Entries provided:
####################
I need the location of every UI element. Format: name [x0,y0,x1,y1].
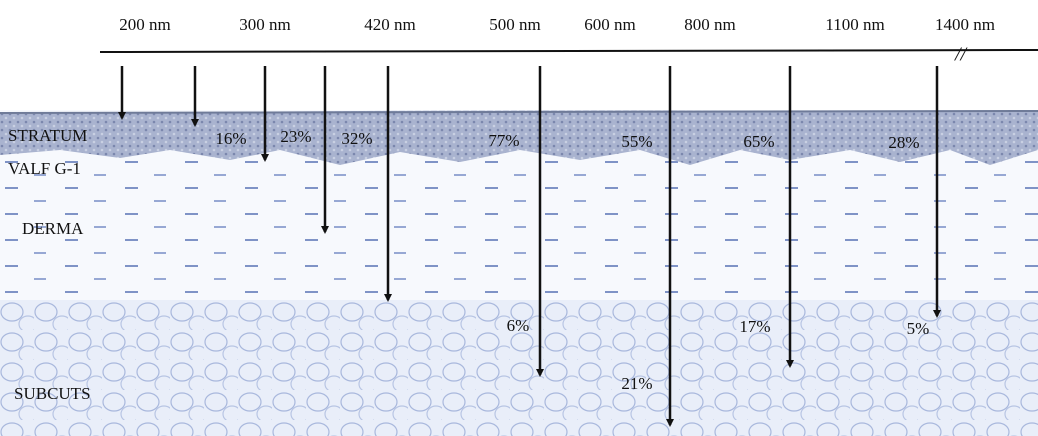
scale-line [99,49,1038,53]
layer-label: SUBCUTS [14,384,91,403]
surface-percentage: 16% [215,129,246,148]
surface-percentage: 23% [280,127,311,146]
epidermis [0,110,1038,165]
penetration-lines [118,66,941,427]
arrow-head [666,419,674,427]
arrow-head [321,226,329,234]
wavelength-label: 300 nm [239,15,290,34]
wavelength-label: 800 nm [684,15,735,34]
skin-surface [0,110,1038,114]
wavelength-labels: 200 nm 300 nm 420 nm 500 nm 600 nm 800 nm 1100… [119,15,995,34]
surface-percentage: 55% [621,132,652,151]
layer-label: DERMA [22,219,84,238]
layer-label: VALF G-1 [8,159,81,178]
arrow-head [261,154,269,162]
subcutis [0,300,1038,436]
deep-percentage: 21% [621,374,652,393]
surface-percentage: 28% [888,133,919,152]
layer-label: STRATUM [8,126,87,145]
dermis [0,160,1038,305]
wavelength-label: 600 nm [584,15,635,34]
arrow-head [191,119,199,127]
arrow-head [118,112,126,120]
wavelength-label: 420 nm [364,15,415,34]
deep-percentage: 6% [507,316,530,335]
deep-percentage: 17% [739,317,770,336]
axis-break: // [954,44,969,66]
surface-percentage: 65% [743,132,774,151]
surface-percentage: 32% [341,129,372,148]
wavelength-label: 200 nm [119,15,170,34]
deep-percentage: 5% [907,319,930,338]
skin-layers [0,110,1038,436]
labels: STRATUM VALF G-1 DERMA SUBCUTS 16% 23% 32% 77% 5… [8,126,929,403]
arrow-head [384,294,392,302]
arrow-head [786,360,794,368]
wavelength-label: 1100 nm [825,15,884,34]
surface-percentage: 77% [488,131,519,150]
wavelength-label: 1400 nm [935,15,995,34]
scale: // [99,44,1038,66]
arrow-head [933,310,941,318]
wavelength-label: 500 nm [489,15,540,34]
arrow-head [536,369,544,377]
####################
Written instruction:
Print the lines from the entries again unchanged, from the line with "scale-line [99,49,1038,53]" to the line with "deep-percentage: 5% [907,319,930,338]", including both of those lines.

Completed task:
scale-line [99,49,1038,53]
layer-label: SUBCUTS [14,384,91,403]
surface-percentage: 16% [215,129,246,148]
surface-percentage: 23% [280,127,311,146]
epidermis [0,110,1038,165]
penetration-lines [118,66,941,427]
arrow-head [666,419,674,427]
arrow-head [321,226,329,234]
wavelength-label: 300 nm [239,15,290,34]
wavelength-label: 800 nm [684,15,735,34]
skin-surface [0,110,1038,114]
wavelength-labels: 200 nm 300 nm 420 nm 500 nm 600 nm 800 nm 1100… [119,15,995,34]
surface-percentage: 55% [621,132,652,151]
layer-label: DERMA [22,219,84,238]
layer-label: VALF G-1 [8,159,81,178]
arrow-head [261,154,269,162]
subcutis [0,300,1038,436]
deep-percentage: 21% [621,374,652,393]
surface-percentage: 28% [888,133,919,152]
layer-label: STRATUM [8,126,87,145]
dermis [0,160,1038,305]
wavelength-label: 600 nm [584,15,635,34]
arrow-head [191,119,199,127]
arrow-head [118,112,126,120]
wavelength-label: 420 nm [364,15,415,34]
deep-percentage: 6% [507,316,530,335]
deep-percentage: 17% [739,317,770,336]
axis-break: // [954,44,969,66]
surface-percentage: 65% [743,132,774,151]
surface-percentage: 32% [341,129,372,148]
wavelength-label: 200 nm [119,15,170,34]
deep-percentage: 5% [907,319,930,338]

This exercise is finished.